(Entries from a dataset)
++++++

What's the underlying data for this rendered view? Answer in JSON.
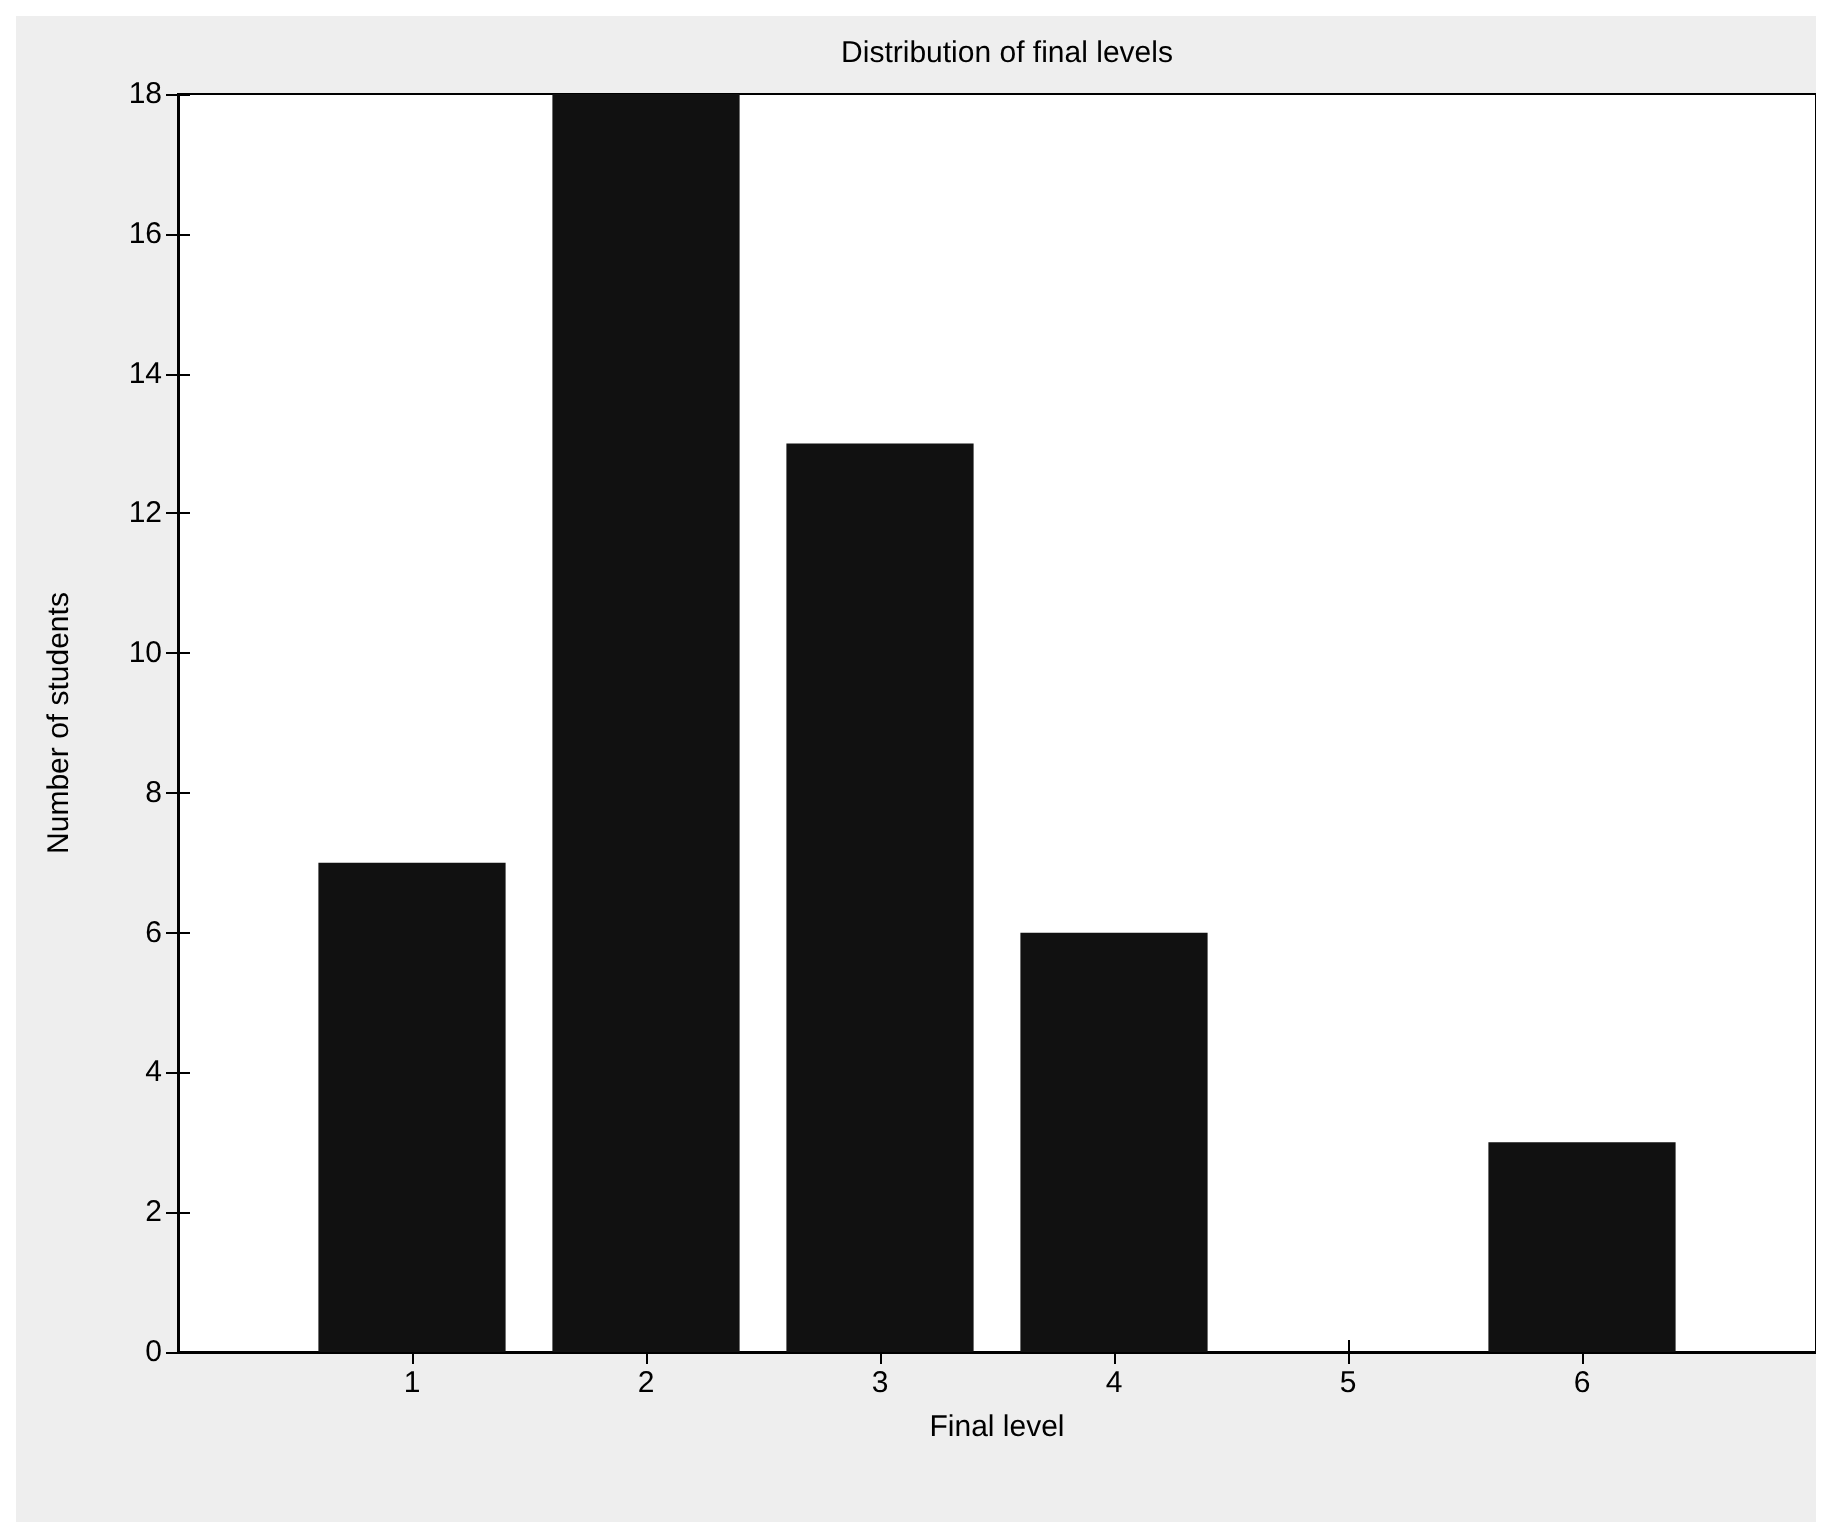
{
  "chart_data": {
    "type": "bar",
    "title": "Distribution of final levels",
    "xlabel": "Final level",
    "ylabel": "Number of students",
    "x": [
      1,
      2,
      3,
      4,
      5,
      6
    ],
    "values": [
      7,
      18,
      13,
      6,
      0,
      3
    ],
    "color": "#111111",
    "xlim": [
      0,
      7
    ],
    "xticks": [
      1,
      2,
      3,
      4,
      5,
      6
    ],
    "ylim": [
      0,
      18
    ],
    "yticks": [
      0,
      2,
      4,
      6,
      8,
      10,
      12,
      14,
      16,
      18
    ],
    "grid": false
  }
}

++++++

Omitting all images, retype each line of the records precisely.

What's the underlying data for this rendered view? Answer in JSON.
{
  "chart_data": {
    "type": "bar",
    "title": "Distribution of final levels",
    "xlabel": "Final level",
    "ylabel": "Number of students",
    "x": [
      1,
      2,
      3,
      4,
      5,
      6
    ],
    "values": [
      7,
      18,
      13,
      6,
      0,
      3
    ],
    "color": "#111111",
    "xlim": [
      0,
      7
    ],
    "xticks": [
      1,
      2,
      3,
      4,
      5,
      6
    ],
    "ylim": [
      0,
      18
    ],
    "yticks": [
      0,
      2,
      4,
      6,
      8,
      10,
      12,
      14,
      16,
      18
    ],
    "grid": false
  }
}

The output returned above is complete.